Read through the entries below and return each line with the word "screenshot".

(Stored data)
......

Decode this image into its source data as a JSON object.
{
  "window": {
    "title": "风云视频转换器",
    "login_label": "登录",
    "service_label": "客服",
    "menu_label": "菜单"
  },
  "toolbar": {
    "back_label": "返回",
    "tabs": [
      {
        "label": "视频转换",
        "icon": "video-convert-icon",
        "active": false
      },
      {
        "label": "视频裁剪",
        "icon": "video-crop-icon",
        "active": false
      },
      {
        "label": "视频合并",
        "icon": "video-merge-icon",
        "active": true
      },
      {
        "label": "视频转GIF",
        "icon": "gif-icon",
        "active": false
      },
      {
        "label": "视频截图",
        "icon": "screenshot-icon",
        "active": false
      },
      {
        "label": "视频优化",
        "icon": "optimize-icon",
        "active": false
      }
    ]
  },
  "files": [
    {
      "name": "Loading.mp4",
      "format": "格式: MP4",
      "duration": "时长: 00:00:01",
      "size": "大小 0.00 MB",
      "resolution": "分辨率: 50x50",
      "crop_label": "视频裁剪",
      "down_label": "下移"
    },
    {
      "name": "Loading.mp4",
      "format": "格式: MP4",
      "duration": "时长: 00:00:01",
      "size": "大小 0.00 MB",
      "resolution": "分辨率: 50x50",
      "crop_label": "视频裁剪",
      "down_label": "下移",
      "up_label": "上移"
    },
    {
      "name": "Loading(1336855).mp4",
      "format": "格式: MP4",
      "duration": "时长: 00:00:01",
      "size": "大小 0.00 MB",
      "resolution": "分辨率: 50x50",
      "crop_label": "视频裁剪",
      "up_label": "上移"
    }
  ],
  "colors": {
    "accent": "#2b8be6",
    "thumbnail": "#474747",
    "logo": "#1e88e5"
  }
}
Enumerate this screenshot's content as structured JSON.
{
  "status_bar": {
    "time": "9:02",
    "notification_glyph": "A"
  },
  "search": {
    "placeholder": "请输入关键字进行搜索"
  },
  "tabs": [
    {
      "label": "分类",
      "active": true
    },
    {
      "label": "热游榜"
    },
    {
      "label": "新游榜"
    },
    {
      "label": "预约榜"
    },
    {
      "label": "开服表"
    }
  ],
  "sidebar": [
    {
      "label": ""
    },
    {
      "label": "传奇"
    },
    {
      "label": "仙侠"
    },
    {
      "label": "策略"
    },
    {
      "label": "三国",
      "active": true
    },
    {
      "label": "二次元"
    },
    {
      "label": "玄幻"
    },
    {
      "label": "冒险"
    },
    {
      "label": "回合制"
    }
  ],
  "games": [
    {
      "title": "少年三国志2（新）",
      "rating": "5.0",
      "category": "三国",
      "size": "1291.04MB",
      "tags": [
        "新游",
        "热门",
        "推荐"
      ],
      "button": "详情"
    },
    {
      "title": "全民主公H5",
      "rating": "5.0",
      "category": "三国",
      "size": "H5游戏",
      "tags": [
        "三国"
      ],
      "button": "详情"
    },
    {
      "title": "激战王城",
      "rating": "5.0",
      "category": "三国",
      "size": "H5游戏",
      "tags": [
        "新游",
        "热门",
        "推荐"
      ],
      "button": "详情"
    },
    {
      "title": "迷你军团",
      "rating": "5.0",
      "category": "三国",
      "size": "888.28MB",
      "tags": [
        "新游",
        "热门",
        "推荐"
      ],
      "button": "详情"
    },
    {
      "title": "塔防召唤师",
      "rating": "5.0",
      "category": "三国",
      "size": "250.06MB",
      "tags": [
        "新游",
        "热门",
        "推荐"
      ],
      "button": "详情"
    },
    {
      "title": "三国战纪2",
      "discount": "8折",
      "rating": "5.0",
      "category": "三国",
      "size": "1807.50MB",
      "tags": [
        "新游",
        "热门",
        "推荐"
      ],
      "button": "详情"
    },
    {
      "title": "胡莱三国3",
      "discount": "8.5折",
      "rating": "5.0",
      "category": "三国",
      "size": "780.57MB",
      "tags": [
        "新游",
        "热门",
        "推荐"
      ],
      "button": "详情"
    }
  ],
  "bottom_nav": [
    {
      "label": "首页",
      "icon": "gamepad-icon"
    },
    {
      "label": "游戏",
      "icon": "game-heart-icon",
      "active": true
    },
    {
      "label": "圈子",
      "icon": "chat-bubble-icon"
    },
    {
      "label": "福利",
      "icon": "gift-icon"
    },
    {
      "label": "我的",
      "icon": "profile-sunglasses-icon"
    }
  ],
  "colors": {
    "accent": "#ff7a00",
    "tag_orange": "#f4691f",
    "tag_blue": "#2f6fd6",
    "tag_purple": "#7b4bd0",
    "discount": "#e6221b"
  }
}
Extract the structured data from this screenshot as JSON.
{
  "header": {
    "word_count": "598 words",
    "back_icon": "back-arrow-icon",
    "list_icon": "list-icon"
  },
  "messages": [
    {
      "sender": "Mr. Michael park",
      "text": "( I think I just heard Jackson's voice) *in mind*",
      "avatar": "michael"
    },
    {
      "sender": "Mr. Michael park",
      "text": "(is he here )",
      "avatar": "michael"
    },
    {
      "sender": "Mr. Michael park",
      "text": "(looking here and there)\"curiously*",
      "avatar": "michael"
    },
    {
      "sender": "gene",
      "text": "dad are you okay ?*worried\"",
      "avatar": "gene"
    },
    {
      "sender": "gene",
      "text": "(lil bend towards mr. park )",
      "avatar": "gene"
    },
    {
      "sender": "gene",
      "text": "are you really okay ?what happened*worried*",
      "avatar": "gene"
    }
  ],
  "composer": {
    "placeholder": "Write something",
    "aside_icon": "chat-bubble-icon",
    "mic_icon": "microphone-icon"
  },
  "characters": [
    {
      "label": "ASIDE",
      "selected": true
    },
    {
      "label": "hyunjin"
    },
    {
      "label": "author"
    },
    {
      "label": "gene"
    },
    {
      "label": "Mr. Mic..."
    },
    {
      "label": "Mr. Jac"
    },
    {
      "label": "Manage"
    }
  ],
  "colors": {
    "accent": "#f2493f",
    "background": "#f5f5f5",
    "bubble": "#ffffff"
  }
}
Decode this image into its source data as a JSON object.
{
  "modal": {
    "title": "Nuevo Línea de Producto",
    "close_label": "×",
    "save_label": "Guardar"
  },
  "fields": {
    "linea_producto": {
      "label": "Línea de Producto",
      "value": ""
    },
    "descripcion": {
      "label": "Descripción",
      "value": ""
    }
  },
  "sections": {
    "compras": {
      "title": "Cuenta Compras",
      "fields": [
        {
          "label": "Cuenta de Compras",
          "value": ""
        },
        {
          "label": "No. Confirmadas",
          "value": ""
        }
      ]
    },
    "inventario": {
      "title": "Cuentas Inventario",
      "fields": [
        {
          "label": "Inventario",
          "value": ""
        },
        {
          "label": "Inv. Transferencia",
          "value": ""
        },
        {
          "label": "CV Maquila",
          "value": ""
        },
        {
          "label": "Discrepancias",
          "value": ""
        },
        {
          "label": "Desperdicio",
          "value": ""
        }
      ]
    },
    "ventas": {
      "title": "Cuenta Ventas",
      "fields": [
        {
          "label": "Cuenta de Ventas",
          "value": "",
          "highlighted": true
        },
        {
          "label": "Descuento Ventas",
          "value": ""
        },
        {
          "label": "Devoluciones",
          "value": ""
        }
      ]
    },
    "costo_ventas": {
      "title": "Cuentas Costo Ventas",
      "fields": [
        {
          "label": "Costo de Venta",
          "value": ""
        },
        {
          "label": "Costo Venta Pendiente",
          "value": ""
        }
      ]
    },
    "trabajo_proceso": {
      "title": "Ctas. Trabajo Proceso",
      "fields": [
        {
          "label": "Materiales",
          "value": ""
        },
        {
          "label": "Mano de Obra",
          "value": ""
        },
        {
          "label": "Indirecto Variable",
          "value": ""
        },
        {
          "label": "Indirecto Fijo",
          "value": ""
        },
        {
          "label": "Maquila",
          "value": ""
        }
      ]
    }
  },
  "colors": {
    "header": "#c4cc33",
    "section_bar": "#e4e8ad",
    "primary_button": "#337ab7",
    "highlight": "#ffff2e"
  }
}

......

- _RESPONSE_:
        "icon": "screenshot-icon",
Enumerate this screenshot's content as structured JSON.
Extract the structured data from this screenshot as JSON.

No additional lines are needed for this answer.